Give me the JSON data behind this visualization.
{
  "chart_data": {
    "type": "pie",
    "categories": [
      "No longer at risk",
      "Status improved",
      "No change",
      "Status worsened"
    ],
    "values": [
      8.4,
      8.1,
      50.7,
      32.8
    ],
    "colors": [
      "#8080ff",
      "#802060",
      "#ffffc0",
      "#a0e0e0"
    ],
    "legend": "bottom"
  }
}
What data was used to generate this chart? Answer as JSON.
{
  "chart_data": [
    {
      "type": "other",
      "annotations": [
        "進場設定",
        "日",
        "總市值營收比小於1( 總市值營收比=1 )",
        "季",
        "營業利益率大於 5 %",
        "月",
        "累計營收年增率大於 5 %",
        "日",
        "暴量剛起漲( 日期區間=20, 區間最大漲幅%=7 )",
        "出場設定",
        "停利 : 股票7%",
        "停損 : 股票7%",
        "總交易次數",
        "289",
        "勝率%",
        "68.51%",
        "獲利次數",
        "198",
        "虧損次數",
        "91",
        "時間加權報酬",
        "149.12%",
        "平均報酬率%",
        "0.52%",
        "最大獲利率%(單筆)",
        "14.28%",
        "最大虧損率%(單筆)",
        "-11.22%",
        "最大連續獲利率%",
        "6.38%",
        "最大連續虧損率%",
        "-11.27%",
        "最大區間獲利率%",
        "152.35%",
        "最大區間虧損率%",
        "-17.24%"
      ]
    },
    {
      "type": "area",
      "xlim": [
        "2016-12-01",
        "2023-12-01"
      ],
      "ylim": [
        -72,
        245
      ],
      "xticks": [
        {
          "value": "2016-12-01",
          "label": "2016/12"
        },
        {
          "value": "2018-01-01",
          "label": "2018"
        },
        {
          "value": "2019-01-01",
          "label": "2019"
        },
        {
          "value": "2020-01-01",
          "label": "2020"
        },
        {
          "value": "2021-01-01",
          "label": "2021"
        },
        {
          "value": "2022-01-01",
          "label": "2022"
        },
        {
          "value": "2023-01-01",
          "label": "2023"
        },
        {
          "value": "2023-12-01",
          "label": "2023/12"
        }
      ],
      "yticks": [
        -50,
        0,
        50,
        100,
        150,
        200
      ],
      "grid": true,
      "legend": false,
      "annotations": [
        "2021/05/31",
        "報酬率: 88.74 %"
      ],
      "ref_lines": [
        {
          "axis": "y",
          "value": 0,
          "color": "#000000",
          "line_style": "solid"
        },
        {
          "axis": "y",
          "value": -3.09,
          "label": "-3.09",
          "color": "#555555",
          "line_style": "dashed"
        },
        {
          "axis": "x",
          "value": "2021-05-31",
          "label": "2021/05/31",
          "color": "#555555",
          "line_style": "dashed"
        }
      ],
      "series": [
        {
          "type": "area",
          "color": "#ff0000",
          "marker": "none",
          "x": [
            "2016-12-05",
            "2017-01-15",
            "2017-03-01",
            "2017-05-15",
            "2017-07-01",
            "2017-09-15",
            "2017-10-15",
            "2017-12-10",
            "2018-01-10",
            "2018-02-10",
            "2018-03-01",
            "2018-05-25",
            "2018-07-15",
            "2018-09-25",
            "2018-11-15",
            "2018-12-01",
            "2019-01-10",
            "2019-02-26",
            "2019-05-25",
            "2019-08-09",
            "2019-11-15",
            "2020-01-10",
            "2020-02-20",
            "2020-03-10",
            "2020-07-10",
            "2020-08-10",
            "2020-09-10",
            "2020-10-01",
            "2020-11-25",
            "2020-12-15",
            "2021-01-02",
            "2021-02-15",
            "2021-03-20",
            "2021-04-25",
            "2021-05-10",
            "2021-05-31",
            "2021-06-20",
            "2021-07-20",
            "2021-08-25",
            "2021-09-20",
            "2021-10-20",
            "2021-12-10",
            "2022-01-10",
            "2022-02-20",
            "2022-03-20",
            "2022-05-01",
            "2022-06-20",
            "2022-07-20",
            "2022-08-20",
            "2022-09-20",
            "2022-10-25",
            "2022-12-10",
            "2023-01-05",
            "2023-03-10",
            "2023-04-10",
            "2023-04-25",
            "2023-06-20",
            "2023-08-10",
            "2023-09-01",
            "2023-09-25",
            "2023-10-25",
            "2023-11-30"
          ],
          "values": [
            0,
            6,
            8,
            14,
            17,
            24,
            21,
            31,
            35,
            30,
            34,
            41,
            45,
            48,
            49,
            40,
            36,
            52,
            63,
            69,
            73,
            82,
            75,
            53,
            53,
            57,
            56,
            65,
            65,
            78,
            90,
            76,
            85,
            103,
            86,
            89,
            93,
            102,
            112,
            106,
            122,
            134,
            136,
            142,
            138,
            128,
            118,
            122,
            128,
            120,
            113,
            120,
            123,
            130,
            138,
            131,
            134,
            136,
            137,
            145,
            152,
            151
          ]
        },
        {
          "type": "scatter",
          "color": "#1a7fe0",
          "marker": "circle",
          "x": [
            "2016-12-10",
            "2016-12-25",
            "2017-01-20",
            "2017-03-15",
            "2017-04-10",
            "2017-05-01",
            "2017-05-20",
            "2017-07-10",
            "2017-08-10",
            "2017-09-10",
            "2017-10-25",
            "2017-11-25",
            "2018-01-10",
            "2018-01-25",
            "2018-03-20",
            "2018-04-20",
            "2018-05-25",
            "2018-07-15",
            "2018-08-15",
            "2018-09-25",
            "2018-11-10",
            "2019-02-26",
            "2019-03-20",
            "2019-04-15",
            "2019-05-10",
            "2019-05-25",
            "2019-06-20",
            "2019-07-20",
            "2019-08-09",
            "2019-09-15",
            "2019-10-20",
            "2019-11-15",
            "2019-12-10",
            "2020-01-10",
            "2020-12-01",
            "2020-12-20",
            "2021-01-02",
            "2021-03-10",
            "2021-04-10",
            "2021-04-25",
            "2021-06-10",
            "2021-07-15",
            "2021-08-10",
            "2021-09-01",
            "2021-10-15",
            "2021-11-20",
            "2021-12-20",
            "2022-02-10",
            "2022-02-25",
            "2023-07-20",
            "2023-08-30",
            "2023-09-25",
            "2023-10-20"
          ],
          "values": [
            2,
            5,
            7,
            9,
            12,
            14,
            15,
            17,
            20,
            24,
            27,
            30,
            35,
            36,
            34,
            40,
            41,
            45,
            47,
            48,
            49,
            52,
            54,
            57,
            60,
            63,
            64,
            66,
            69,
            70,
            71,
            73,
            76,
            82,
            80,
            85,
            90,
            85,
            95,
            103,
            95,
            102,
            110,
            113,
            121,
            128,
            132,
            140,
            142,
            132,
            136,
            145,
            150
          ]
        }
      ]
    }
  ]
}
------------------------------------------------------------
# Given request
Lines that hold the word "JSON" are the ones to return, every one of them.

# Exercise output
Give me the JSON data behind this visualization.
What data was used to generate this chart? Answer as JSON.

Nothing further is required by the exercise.